## The request
Take the data below and repeat it exactly.
-- start of Records for the task --
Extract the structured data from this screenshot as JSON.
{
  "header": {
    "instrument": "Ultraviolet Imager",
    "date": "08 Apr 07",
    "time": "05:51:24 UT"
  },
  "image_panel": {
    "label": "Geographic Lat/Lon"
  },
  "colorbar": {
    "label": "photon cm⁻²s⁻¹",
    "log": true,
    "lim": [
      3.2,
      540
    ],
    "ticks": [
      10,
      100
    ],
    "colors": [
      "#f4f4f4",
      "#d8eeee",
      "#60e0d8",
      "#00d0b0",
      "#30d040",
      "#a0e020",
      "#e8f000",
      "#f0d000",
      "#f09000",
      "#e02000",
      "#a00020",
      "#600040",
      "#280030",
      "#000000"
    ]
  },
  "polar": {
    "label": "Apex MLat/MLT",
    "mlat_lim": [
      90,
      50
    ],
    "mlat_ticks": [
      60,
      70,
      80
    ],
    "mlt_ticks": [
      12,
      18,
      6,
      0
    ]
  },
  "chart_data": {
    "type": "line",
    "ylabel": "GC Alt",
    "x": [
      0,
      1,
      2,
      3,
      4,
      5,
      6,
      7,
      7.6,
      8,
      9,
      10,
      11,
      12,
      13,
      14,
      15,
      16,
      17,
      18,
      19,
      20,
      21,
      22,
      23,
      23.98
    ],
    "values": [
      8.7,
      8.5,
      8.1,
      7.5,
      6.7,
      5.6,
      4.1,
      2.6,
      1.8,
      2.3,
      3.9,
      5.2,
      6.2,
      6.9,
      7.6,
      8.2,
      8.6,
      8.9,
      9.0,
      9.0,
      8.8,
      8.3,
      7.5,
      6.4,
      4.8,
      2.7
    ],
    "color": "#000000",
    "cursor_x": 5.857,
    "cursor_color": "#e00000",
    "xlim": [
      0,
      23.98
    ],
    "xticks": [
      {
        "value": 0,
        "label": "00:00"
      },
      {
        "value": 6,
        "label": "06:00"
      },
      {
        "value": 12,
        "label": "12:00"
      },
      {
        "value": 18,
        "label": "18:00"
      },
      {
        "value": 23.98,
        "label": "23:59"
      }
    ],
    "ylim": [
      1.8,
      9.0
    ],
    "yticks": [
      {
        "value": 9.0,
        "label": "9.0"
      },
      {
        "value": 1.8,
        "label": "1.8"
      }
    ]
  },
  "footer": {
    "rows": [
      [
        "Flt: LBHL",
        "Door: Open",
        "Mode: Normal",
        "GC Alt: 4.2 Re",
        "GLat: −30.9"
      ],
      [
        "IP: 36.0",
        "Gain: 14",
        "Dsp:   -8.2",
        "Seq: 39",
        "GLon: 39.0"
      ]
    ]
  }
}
-- end of Records for the task --
## Answer for the task
Extract the structured data from this screenshot as JSON.
{
  "header": {
    "instrument": "Ultraviolet Imager",
    "date": "08 Apr 07",
    "time": "05:51:24 UT"
  },
  "image_panel": {
    "label": "Geographic Lat/Lon"
  },
  "colorbar": {
    "label": "photon cm⁻²s⁻¹",
    "log": true,
    "lim": [
      3.2,
      540
    ],
    "ticks": [
      10,
      100
    ],
    "colors": [
      "#f4f4f4",
      "#d8eeee",
      "#60e0d8",
      "#00d0b0",
      "#30d040",
      "#a0e020",
      "#e8f000",
      "#f0d000",
      "#f09000",
      "#e02000",
      "#a00020",
      "#600040",
      "#280030",
      "#000000"
    ]
  },
  "polar": {
    "label": "Apex MLat/MLT",
    "mlat_lim": [
      90,
      50
    ],
    "mlat_ticks": [
      60,
      70,
      80
    ],
    "mlt_ticks": [
      12,
      18,
      6,
      0
    ]
  },
  "chart_data": {
    "type": "line",
    "ylabel": "GC Alt",
    "x": [
      0,
      1,
      2,
      3,
      4,
      5,
      6,
      7,
      7.6,
      8,
      9,
      10,
      11,
      12,
      13,
      14,
      15,
      16,
      17,
      18,
      19,
      20,
      21,
      22,
      23,
      23.98
    ],
    "values": [
      8.7,
      8.5,
      8.1,
      7.5,
      6.7,
      5.6,
      4.1,
      2.6,
      1.8,
      2.3,
      3.9,
      5.2,
      6.2,
      6.9,
      7.6,
      8.2,
      8.6,
      8.9,
      9.0,
      9.0,
      8.8,
      8.3,
      7.5,
      6.4,
      4.8,
      2.7
    ],
    "color": "#000000",
    "cursor_x": 5.857,
    "cursor_color": "#e00000",
    "xlim": [
      0,
      23.98
    ],
    "xticks": [
      {
        "value": 0,
        "label": "00:00"
      },
      {
        "value": 6,
        "label": "06:00"
      },
      {
        "value": 12,
        "label": "12:00"
      },
      {
        "value": 18,
        "label": "18:00"
      },
      {
        "value": 23.98,
        "label": "23:59"
      }
    ],
    "ylim": [
      1.8,
      9.0
    ],
    "yticks": [
      {
        "value": 9.0,
        "label": "9.0"
      },
      {
        "value": 1.8,
        "label": "1.8"
      }
    ]
  },
  "footer": {
    "rows": [
      [
        "Flt: LBHL",
        "Door: Open",
        "Mode: Normal",
        "GC Alt: 4.2 Re",
        "GLat: −30.9"
      ],
      [
        "IP: 36.0",
        "Gain: 14",
        "Dsp:   -8.2",
        "Seq: 39",
        "GLon: 39.0"
      ]
    ]
  }
}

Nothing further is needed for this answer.